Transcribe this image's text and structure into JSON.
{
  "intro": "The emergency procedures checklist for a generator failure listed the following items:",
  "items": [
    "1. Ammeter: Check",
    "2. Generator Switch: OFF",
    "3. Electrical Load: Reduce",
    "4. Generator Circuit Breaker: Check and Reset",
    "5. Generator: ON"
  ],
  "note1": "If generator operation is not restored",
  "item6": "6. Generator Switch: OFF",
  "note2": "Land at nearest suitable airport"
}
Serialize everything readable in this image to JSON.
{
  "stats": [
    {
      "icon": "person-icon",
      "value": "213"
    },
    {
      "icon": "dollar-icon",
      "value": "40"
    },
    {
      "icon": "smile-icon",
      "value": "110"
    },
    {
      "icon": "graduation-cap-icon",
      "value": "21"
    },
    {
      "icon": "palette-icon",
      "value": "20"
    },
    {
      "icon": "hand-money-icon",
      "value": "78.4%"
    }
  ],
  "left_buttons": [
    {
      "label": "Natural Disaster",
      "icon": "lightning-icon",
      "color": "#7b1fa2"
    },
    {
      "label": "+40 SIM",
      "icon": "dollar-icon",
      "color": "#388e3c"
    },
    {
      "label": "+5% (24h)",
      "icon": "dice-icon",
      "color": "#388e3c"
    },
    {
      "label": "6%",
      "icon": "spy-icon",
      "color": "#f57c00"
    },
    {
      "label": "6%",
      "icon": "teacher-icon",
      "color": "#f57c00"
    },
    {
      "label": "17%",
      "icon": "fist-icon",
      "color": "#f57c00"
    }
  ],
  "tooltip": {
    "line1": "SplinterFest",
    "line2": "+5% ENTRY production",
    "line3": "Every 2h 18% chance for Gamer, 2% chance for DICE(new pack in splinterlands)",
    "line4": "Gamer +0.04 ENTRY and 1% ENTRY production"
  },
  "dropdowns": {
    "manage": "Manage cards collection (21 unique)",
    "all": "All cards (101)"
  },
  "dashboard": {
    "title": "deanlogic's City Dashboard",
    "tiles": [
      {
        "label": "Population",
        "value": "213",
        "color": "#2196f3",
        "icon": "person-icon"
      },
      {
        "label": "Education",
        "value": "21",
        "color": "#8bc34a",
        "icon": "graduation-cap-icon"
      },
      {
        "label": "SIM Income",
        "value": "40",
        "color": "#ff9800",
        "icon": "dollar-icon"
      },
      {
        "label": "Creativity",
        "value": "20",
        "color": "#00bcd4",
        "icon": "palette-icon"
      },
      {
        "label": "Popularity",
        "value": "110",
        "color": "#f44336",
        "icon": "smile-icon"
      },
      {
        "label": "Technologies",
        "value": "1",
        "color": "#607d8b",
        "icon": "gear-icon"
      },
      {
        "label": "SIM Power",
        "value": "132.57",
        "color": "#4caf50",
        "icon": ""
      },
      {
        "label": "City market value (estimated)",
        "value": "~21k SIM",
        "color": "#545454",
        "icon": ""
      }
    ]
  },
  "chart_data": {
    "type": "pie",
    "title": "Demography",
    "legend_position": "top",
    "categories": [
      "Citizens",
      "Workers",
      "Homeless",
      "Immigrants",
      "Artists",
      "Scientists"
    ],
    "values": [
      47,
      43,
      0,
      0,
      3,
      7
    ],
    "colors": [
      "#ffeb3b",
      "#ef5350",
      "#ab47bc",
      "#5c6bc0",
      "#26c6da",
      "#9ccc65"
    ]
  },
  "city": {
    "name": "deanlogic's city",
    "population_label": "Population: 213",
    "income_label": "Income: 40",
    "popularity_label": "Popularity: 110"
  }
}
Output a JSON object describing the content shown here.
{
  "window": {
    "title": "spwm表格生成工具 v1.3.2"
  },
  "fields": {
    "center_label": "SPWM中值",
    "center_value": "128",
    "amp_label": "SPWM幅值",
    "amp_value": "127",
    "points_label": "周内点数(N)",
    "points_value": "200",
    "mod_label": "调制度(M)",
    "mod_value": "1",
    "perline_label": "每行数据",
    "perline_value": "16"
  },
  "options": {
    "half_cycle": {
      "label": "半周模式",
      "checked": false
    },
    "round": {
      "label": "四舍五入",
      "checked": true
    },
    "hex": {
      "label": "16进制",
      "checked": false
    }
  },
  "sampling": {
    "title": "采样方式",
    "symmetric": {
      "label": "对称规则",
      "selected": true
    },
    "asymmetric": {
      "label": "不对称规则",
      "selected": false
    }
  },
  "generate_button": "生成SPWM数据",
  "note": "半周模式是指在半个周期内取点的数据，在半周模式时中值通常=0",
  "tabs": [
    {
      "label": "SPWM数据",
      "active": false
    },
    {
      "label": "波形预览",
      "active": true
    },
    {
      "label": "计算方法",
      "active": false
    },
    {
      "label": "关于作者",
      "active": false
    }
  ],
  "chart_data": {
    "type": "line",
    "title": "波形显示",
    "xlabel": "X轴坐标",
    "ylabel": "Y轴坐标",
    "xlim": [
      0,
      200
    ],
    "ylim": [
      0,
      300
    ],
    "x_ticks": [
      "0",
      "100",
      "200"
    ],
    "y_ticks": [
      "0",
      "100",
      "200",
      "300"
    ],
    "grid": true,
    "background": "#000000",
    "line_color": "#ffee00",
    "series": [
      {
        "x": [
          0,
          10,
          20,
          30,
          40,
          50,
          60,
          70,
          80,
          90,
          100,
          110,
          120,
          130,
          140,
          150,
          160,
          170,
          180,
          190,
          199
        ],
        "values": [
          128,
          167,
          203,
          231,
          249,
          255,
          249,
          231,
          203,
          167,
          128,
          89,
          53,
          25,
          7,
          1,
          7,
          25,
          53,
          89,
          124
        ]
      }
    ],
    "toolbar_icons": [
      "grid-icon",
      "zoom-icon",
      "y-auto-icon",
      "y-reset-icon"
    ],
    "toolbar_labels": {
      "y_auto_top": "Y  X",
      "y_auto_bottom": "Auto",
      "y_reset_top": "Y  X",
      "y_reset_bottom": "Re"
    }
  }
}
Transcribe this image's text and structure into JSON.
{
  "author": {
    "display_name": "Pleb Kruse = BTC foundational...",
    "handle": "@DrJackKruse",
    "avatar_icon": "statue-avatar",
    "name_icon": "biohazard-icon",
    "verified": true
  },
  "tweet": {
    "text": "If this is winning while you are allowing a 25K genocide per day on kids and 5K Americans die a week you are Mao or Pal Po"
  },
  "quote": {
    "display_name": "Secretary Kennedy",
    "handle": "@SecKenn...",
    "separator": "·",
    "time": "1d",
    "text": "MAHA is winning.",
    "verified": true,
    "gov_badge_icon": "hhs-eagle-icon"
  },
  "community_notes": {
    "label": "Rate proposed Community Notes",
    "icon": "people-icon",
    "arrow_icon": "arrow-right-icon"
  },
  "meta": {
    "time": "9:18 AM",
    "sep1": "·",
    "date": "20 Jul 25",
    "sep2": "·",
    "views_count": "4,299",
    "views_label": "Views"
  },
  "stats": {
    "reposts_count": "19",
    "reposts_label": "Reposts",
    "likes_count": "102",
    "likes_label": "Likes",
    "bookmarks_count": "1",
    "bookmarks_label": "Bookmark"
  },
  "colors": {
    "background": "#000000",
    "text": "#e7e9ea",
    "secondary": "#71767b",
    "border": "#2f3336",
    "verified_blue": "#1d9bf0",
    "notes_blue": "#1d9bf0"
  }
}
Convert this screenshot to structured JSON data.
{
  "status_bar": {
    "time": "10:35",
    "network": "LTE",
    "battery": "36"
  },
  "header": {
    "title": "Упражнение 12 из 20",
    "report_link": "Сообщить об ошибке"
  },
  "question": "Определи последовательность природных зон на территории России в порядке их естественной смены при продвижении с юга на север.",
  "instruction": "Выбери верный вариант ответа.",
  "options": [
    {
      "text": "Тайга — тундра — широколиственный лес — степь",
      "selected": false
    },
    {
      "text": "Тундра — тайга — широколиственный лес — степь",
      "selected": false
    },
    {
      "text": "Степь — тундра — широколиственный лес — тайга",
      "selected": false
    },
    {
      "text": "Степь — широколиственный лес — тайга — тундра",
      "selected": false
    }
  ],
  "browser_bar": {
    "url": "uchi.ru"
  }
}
-*-*-
■ EXERCISE
Take the line that contains "Convert this screenshot" and every line after it through the end of the listing above, and repeat them exactly.

■ TASK SOLUTION
Convert this screenshot to structured JSON data.
{
  "status_bar": {
    "time": "10:35",
    "network": "LTE",
    "battery": "36"
  },
  "header": {
    "title": "Упражнение 12 из 20",
    "report_link": "Сообщить об ошибке"
  },
  "question": "Определи последовательность природных зон на территории России в порядке их естественной смены при продвижении с юга на север.",
  "instruction": "Выбери верный вариант ответа.",
  "options": [
    {
      "text": "Тайга — тундра — широколиственный лес — степь",
      "selected": false
    },
    {
      "text": "Тундра — тайга — широколиственный лес — степь",
      "selected": false
    },
    {
      "text": "Степь — тундра — широколиственный лес — тайга",
      "selected": false
    },
    {
      "text": "Степь — широколиственный лес — тайга — тундра",
      "selected": false
    }
  ],
  "browser_bar": {
    "url": "uchi.ru"
  }
}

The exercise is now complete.